#### Objective:
From the entries that follow, pick out all lines holding "image".

Items from a dataset
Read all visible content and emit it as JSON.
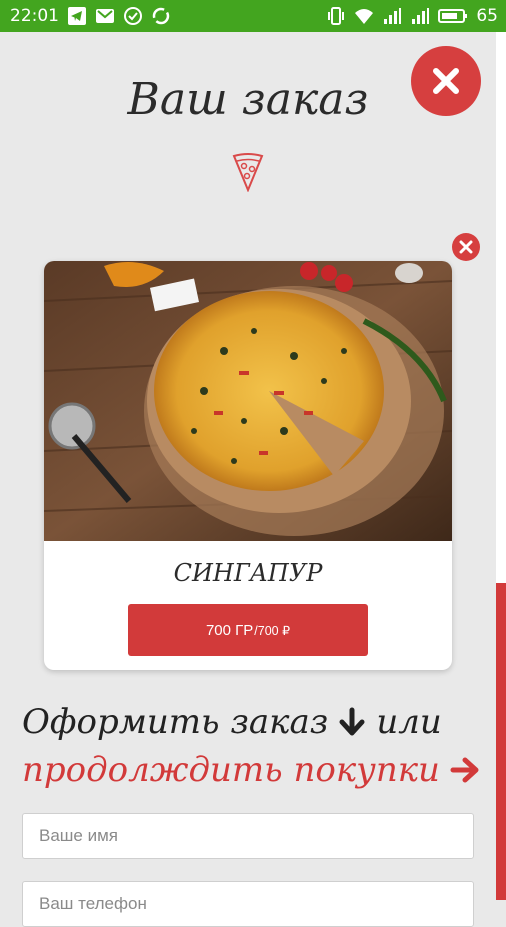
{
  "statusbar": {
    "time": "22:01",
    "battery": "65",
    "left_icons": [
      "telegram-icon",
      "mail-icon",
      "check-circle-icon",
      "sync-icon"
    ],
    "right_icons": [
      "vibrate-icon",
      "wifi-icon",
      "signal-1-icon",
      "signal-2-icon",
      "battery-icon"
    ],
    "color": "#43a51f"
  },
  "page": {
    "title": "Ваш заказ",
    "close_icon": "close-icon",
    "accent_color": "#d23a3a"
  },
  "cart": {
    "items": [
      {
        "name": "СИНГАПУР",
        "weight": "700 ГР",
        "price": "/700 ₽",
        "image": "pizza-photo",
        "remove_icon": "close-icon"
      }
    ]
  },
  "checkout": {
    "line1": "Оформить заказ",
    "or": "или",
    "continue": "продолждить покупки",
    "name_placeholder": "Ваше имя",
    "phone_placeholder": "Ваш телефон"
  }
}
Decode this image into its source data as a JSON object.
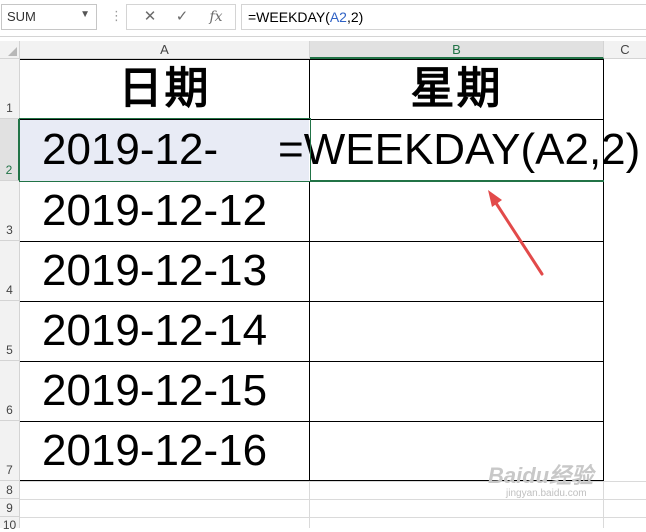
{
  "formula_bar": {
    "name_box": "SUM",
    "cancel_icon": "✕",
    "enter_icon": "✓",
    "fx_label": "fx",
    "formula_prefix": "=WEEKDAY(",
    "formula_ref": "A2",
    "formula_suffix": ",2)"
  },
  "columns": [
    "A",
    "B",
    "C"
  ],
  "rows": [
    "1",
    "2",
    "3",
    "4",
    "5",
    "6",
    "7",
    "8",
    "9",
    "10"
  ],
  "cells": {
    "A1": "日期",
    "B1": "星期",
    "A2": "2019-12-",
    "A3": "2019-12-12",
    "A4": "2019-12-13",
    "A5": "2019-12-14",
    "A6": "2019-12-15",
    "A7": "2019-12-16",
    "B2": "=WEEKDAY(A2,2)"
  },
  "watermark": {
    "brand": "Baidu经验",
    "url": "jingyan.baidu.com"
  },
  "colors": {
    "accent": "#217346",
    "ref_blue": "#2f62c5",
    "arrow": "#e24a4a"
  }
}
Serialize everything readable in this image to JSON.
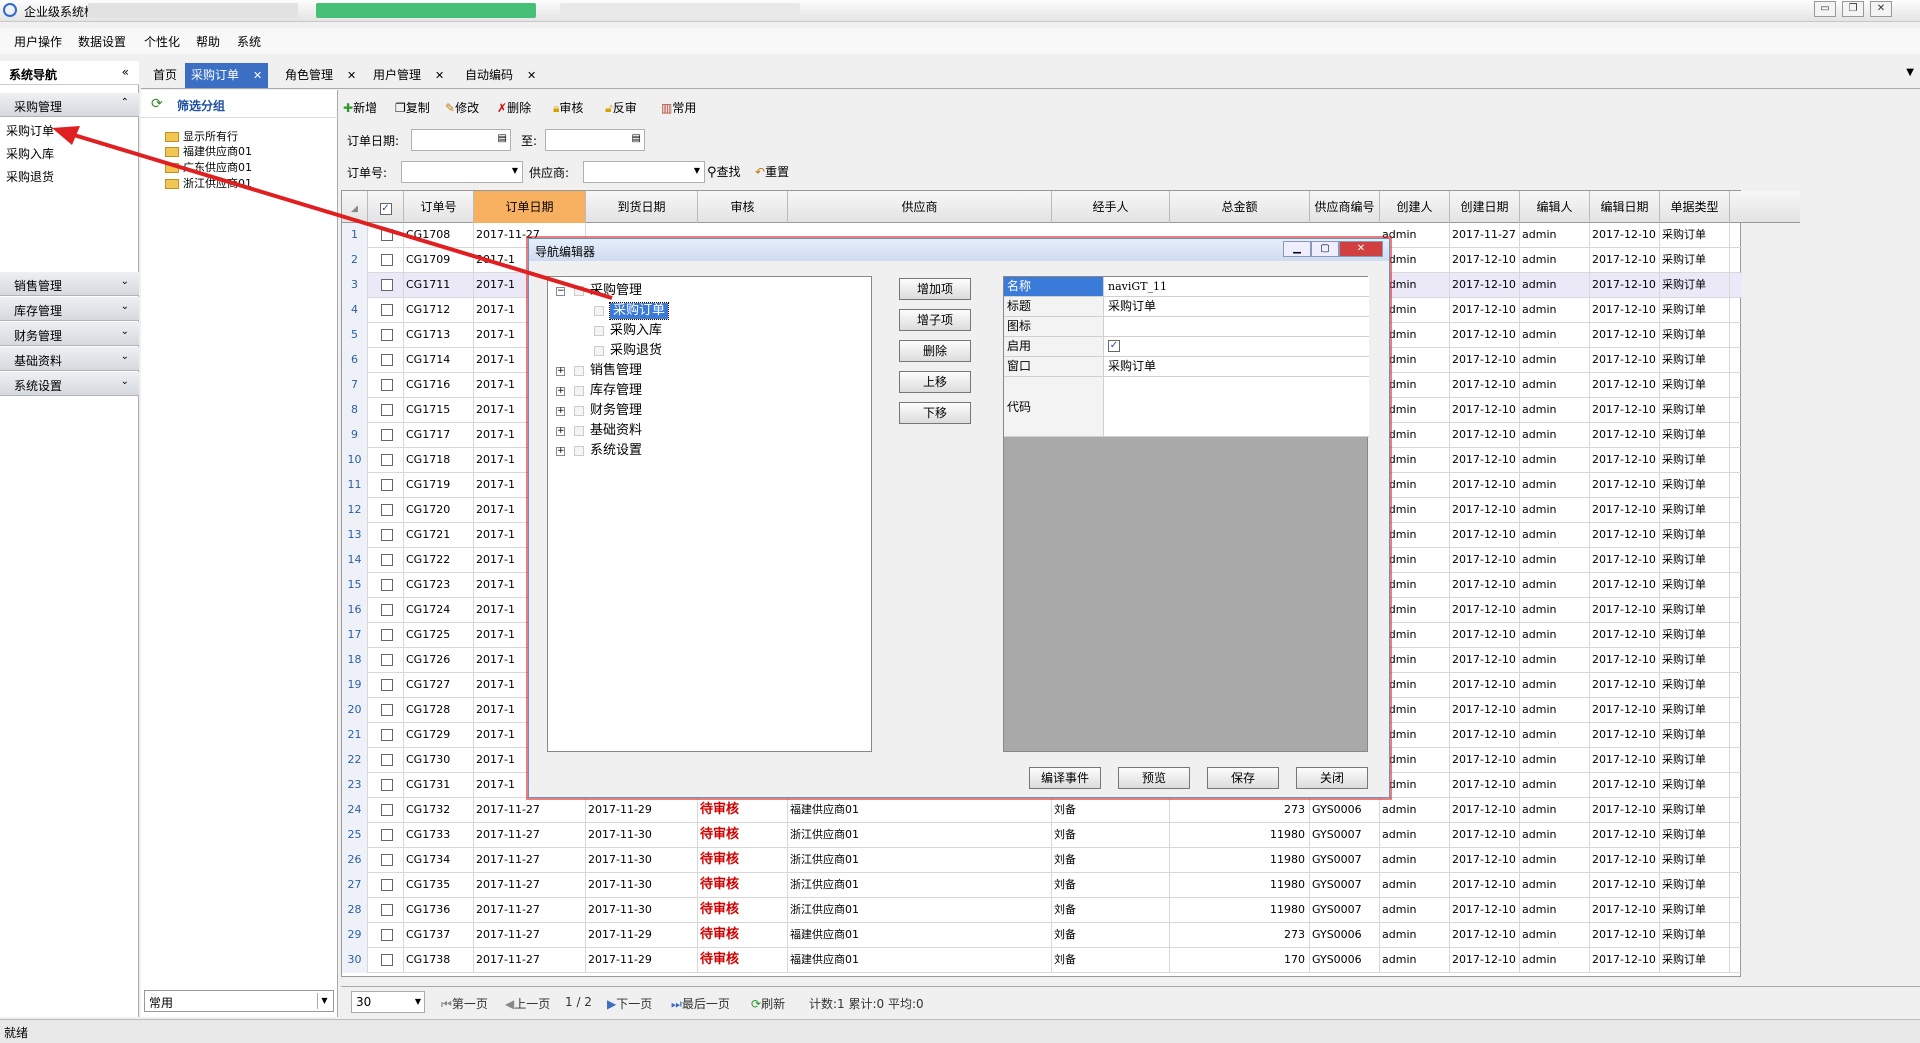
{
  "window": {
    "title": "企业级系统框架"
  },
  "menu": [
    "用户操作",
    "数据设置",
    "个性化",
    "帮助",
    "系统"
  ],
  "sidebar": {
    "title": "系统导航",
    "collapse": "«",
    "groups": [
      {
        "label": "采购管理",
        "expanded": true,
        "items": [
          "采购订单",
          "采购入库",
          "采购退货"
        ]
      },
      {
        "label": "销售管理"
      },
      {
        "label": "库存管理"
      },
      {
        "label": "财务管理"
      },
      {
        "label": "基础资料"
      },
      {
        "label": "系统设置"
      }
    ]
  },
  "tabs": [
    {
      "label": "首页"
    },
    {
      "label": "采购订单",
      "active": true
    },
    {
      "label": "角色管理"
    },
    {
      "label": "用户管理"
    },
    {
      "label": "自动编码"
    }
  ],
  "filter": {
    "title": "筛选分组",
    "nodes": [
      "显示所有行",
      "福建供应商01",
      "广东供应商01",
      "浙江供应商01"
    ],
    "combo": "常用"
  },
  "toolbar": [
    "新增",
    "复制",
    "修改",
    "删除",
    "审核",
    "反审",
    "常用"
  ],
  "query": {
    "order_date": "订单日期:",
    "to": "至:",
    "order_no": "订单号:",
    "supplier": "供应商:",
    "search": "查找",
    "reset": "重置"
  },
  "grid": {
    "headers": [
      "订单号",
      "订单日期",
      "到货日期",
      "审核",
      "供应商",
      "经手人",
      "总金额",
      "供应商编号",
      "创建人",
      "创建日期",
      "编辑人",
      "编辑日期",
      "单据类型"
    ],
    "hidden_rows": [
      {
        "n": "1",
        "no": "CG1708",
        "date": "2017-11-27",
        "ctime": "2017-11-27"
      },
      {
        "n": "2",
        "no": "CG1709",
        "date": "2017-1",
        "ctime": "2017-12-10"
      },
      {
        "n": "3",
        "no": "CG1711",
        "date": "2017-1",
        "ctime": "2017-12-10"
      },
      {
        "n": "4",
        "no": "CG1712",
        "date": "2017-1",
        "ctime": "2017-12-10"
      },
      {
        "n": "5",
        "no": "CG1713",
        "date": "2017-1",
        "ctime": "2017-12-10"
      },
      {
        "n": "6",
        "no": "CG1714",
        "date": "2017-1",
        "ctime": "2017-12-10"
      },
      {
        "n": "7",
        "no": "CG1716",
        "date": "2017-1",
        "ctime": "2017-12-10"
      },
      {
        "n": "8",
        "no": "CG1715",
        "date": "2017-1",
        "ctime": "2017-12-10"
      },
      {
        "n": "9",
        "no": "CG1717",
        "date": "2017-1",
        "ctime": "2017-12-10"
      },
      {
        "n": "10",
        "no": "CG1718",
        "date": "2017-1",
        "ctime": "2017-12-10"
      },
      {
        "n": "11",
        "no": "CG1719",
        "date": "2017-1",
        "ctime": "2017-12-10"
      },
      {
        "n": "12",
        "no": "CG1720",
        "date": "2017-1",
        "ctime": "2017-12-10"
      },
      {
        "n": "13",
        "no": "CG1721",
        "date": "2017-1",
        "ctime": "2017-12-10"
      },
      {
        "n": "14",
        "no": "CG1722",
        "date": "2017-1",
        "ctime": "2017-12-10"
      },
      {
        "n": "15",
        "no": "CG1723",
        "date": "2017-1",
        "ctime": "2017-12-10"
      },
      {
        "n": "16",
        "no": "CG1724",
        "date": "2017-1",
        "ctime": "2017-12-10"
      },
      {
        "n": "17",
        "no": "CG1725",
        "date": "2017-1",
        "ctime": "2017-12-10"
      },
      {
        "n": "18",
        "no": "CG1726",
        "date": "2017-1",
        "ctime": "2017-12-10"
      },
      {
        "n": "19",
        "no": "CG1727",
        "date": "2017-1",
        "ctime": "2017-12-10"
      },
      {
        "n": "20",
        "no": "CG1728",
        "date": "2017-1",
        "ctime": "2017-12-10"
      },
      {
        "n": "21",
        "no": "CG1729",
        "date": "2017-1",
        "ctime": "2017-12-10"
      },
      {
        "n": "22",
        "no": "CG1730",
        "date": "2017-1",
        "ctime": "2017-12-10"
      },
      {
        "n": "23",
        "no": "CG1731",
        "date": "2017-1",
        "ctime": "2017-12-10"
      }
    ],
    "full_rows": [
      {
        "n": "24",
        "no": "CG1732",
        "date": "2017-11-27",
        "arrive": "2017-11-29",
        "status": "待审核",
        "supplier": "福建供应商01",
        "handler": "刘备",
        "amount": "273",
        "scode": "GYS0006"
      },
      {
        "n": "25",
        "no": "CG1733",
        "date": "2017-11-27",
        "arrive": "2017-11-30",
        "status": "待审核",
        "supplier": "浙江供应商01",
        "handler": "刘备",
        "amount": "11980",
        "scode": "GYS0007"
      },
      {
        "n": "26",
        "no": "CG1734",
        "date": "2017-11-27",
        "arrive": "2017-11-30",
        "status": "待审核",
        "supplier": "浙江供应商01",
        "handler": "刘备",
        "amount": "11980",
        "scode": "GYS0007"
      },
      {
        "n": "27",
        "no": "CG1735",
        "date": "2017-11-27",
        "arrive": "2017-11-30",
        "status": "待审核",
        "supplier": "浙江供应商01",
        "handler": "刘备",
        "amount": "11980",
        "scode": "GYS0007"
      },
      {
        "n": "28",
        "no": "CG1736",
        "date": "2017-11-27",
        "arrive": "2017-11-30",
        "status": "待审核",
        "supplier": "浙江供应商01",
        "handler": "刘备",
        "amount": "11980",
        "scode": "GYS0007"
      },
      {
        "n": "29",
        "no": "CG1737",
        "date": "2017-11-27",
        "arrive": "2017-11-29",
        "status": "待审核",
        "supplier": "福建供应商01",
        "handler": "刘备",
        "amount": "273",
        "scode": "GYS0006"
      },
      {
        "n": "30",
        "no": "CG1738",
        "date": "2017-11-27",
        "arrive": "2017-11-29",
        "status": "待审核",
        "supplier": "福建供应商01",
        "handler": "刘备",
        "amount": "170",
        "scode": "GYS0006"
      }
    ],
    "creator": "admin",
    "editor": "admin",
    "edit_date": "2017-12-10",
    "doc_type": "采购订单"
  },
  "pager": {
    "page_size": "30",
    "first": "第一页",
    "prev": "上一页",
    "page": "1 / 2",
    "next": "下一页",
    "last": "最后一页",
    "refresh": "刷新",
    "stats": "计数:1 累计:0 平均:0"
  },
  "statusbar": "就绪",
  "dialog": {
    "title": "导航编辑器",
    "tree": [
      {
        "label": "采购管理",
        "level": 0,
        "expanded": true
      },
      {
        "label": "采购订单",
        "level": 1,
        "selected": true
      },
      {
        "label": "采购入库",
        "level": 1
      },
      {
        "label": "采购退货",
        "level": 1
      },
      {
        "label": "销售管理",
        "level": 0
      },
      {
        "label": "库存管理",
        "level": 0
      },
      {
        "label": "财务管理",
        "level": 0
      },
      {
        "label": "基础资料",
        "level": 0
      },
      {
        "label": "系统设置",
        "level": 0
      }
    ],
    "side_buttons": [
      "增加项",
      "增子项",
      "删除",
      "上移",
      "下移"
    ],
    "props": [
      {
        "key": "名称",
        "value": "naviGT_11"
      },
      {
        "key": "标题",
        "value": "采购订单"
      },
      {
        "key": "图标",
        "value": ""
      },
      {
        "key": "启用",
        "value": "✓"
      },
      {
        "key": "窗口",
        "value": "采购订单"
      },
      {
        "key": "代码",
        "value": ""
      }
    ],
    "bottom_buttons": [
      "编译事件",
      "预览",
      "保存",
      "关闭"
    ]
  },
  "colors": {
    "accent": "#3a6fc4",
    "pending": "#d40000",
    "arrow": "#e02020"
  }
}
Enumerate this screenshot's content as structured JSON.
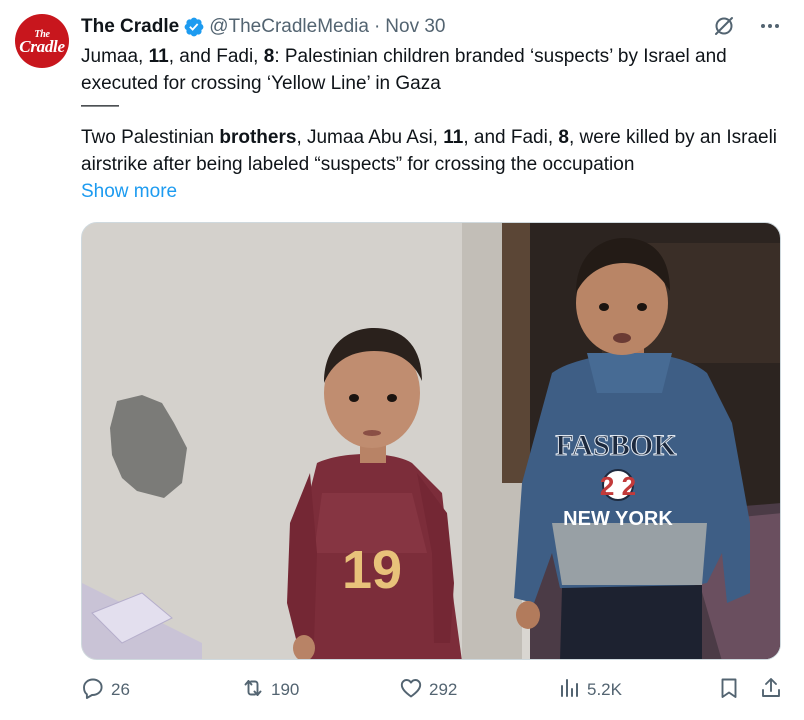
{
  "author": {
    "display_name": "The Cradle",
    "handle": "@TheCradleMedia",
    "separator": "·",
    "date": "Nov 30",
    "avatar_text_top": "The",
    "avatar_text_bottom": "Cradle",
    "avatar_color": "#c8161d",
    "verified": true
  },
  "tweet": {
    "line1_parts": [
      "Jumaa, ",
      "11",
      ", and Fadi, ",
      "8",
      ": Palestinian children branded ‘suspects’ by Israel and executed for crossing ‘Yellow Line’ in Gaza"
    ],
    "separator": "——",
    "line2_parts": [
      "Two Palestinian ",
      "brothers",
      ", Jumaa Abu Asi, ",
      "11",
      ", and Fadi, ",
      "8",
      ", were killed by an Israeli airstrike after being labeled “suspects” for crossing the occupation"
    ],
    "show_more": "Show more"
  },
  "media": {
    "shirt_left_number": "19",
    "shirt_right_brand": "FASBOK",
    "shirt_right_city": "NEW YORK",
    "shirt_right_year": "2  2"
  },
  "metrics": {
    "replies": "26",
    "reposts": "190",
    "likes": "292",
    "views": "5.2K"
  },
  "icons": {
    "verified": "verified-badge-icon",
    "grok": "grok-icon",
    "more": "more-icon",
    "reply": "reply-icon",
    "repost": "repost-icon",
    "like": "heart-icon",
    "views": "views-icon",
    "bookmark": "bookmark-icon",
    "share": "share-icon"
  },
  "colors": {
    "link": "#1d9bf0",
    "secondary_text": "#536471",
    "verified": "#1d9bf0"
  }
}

#### Solution for this task:
        "image": "pizza-photo",
Decode this image into its source data as a JSON object.
Serialize everything readable in this image to JSON.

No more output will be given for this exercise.